[Stored records]
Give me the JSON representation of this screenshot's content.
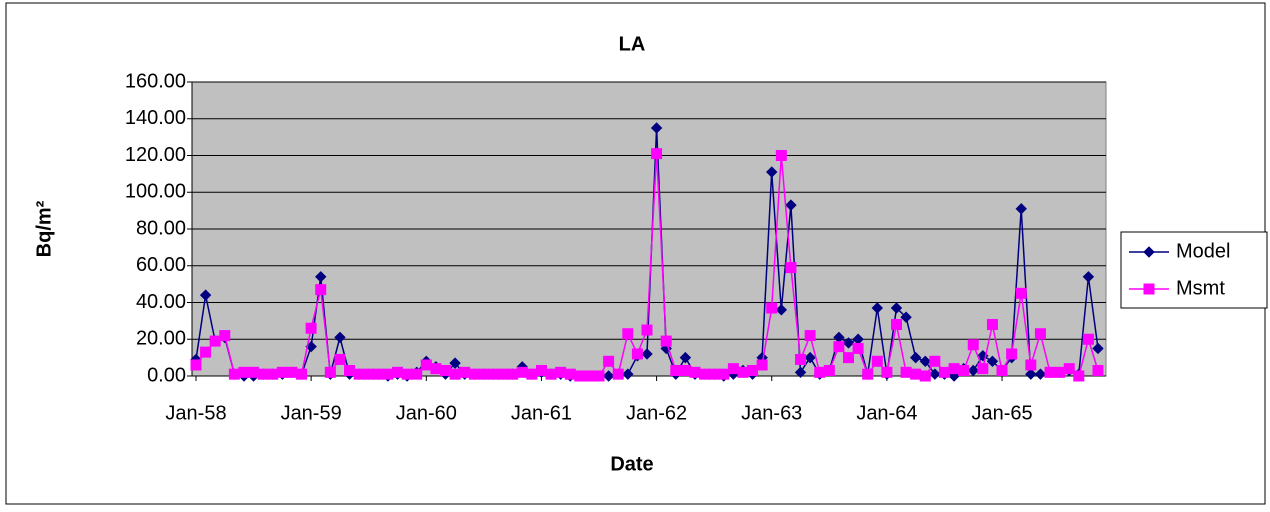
{
  "chart_data": {
    "type": "line",
    "title": "LA",
    "x_label": "Date",
    "y_label": "Bq/m²",
    "categories": [
      "Jan-58",
      null,
      null,
      null,
      null,
      null,
      null,
      null,
      null,
      null,
      null,
      null,
      "Jan-59",
      null,
      null,
      null,
      null,
      null,
      null,
      null,
      null,
      null,
      null,
      null,
      "Jan-60",
      null,
      null,
      null,
      null,
      null,
      null,
      null,
      null,
      null,
      null,
      null,
      "Jan-61",
      null,
      null,
      null,
      null,
      null,
      null,
      null,
      null,
      null,
      null,
      null,
      "Jan-62",
      null,
      null,
      null,
      null,
      null,
      null,
      null,
      null,
      null,
      null,
      null,
      "Jan-63",
      null,
      null,
      null,
      null,
      null,
      null,
      null,
      null,
      null,
      null,
      null,
      "Jan-64",
      null,
      null,
      null,
      null,
      null,
      null,
      null,
      null,
      null,
      null,
      null,
      "Jan-65",
      null,
      null,
      null,
      null,
      null,
      null,
      null,
      null,
      null,
      null
    ],
    "series": [
      {
        "name": "Model",
        "color": "#000080",
        "marker": "diamond",
        "values": [
          9,
          44,
          19,
          21,
          1,
          0,
          0,
          1,
          1,
          1,
          2,
          1,
          16,
          54,
          1,
          21,
          1,
          1,
          1,
          1,
          0,
          1,
          0,
          2,
          8,
          5,
          1,
          7,
          1,
          1,
          1,
          1,
          1,
          1,
          5,
          1,
          2,
          1,
          1,
          0,
          0,
          0,
          0,
          0,
          1,
          1,
          11,
          12,
          135,
          15,
          1,
          10,
          1,
          1,
          1,
          0,
          1,
          3,
          1,
          10,
          111,
          36,
          93,
          2,
          10,
          1,
          3,
          21,
          18,
          20,
          1,
          37,
          1,
          37,
          32,
          10,
          8,
          1,
          1,
          0,
          4,
          3,
          11,
          8,
          3,
          10,
          91,
          1,
          1,
          2,
          2,
          3,
          1,
          54,
          15
        ]
      },
      {
        "name": "Msmt",
        "color": "#ff00ff",
        "marker": "square",
        "values": [
          6,
          13,
          19,
          22,
          1,
          2,
          2,
          1,
          1,
          2,
          2,
          1,
          26,
          47,
          2,
          9,
          3,
          1,
          1,
          1,
          1,
          2,
          1,
          1,
          6,
          4,
          3,
          1,
          2,
          1,
          1,
          1,
          1,
          1,
          2,
          1,
          3,
          1,
          2,
          1,
          0,
          0,
          0,
          8,
          1,
          23,
          12,
          25,
          121,
          19,
          3,
          3,
          2,
          1,
          1,
          1,
          4,
          2,
          3,
          6,
          37,
          120,
          59,
          9,
          22,
          2,
          3,
          16,
          10,
          15,
          1,
          8,
          2,
          28,
          2,
          1,
          0,
          8,
          2,
          4,
          3,
          17,
          4,
          28,
          3,
          12,
          45,
          6,
          23,
          2,
          2,
          4,
          0,
          20,
          3
        ]
      }
    ],
    "ylim": [
      0,
      160
    ],
    "yticks": [
      {
        "value": 0,
        "label": "0.00"
      },
      {
        "value": 20,
        "label": "20.00"
      },
      {
        "value": 40,
        "label": "40.00"
      },
      {
        "value": 60,
        "label": "60.00"
      },
      {
        "value": 80,
        "label": "80.00"
      },
      {
        "value": 100,
        "label": "100.00"
      },
      {
        "value": 120,
        "label": "120.00"
      },
      {
        "value": 140,
        "label": "140.00"
      },
      {
        "value": 160,
        "label": "160.00"
      }
    ],
    "grid": true,
    "plot_background": "#c0c0c0",
    "legend": "right"
  }
}
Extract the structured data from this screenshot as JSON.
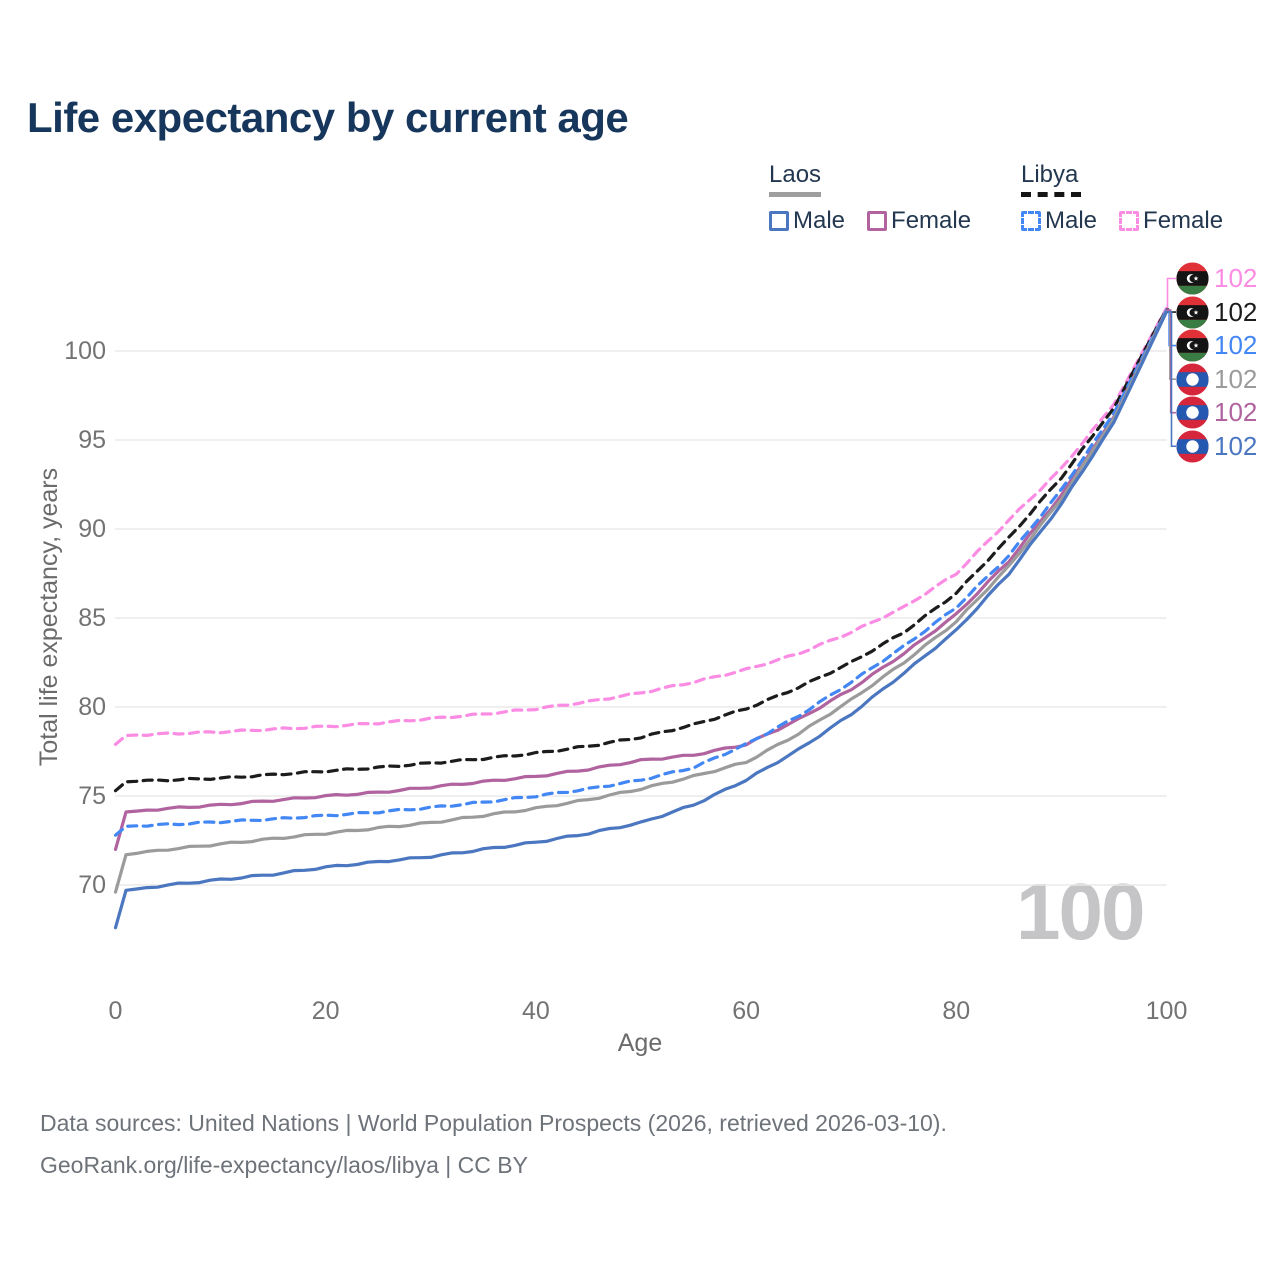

§ Required task
Reproduce the material word for word. Any pictures should be left out of the copy.

§ Solution for this problem
Give me the JSON representation of this screenshot's content.
{
  "chart_data": {
    "type": "line",
    "title": "LA",
    "x_label": "Date",
    "y_label": "Bq/m²",
    "categories": [
      "Jan-58",
      null,
      null,
      null,
      null,
      null,
      null,
      null,
      null,
      null,
      null,
      null,
      "Jan-59",
      null,
      null,
      null,
      null,
      null,
      null,
      null,
      null,
      null,
      null,
      null,
      "Jan-60",
      null,
      null,
      null,
      null,
      null,
      null,
      null,
      null,
      null,
      null,
      null,
      "Jan-61",
      null,
      null,
      null,
      null,
      null,
      null,
      null,
      null,
      null,
      null,
      null,
      "Jan-62",
      null,
      null,
      null,
      null,
      null,
      null,
      null,
      null,
      null,
      null,
      null,
      "Jan-63",
      null,
      null,
      null,
      null,
      null,
      null,
      null,
      null,
      null,
      null,
      null,
      "Jan-64",
      null,
      null,
      null,
      null,
      null,
      null,
      null,
      null,
      null,
      null,
      null,
      "Jan-65",
      null,
      null,
      null,
      null,
      null,
      null,
      null,
      null,
      null,
      null
    ],
    "series": [
      {
        "name": "Model",
        "color": "#000080",
        "marker": "diamond",
        "values": [
          9,
          44,
          19,
          21,
          1,
          0,
          0,
          1,
          1,
          1,
          2,
          1,
          16,
          54,
          1,
          21,
          1,
          1,
          1,
          1,
          0,
          1,
          0,
          2,
          8,
          5,
          1,
          7,
          1,
          1,
          1,
          1,
          1,
          1,
          5,
          1,
          2,
          1,
          1,
          0,
          0,
          0,
          0,
          0,
          1,
          1,
          11,
          12,
          135,
          15,
          1,
          10,
          1,
          1,
          1,
          0,
          1,
          3,
          1,
          10,
          111,
          36,
          93,
          2,
          10,
          1,
          3,
          21,
          18,
          20,
          1,
          37,
          1,
          37,
          32,
          10,
          8,
          1,
          1,
          0,
          4,
          3,
          11,
          8,
          3,
          10,
          91,
          1,
          1,
          2,
          2,
          3,
          1,
          54,
          15
        ]
      },
      {
        "name": "Msmt",
        "color": "#ff00ff",
        "marker": "square",
        "values": [
          6,
          13,
          19,
          22,
          1,
          2,
          2,
          1,
          1,
          2,
          2,
          1,
          26,
          47,
          2,
          9,
          3,
          1,
          1,
          1,
          1,
          2,
          1,
          1,
          6,
          4,
          3,
          1,
          2,
          1,
          1,
          1,
          1,
          1,
          2,
          1,
          3,
          1,
          2,
          1,
          0,
          0,
          0,
          8,
          1,
          23,
          12,
          25,
          121,
          19,
          3,
          3,
          2,
          1,
          1,
          1,
          4,
          2,
          3,
          6,
          37,
          120,
          59,
          9,
          22,
          2,
          3,
          16,
          10,
          15,
          1,
          8,
          2,
          28,
          2,
          1,
          0,
          8,
          2,
          4,
          3,
          17,
          4,
          28,
          3,
          12,
          45,
          6,
          23,
          2,
          2,
          4,
          0,
          20,
          3
        ]
      }
    ],
    "ylim": [
      0,
      160
    ],
    "yticks": [
      {
        "value": 0,
        "label": "0.00"
      },
      {
        "value": 20,
        "label": "20.00"
      },
      {
        "value": 40,
        "label": "40.00"
      },
      {
        "value": 60,
        "label": "60.00"
      },
      {
        "value": 80,
        "label": "80.00"
      },
      {
        "value": 100,
        "label": "100.00"
      },
      {
        "value": 120,
        "label": "120.00"
      },
      {
        "value": 140,
        "label": "140.00"
      },
      {
        "value": 160,
        "label": "160.00"
      }
    ],
    "grid": true,
    "plot_background": "#c0c0c0",
    "legend": "right"
  }
}
Extract the structured data from this screenshot as JSON.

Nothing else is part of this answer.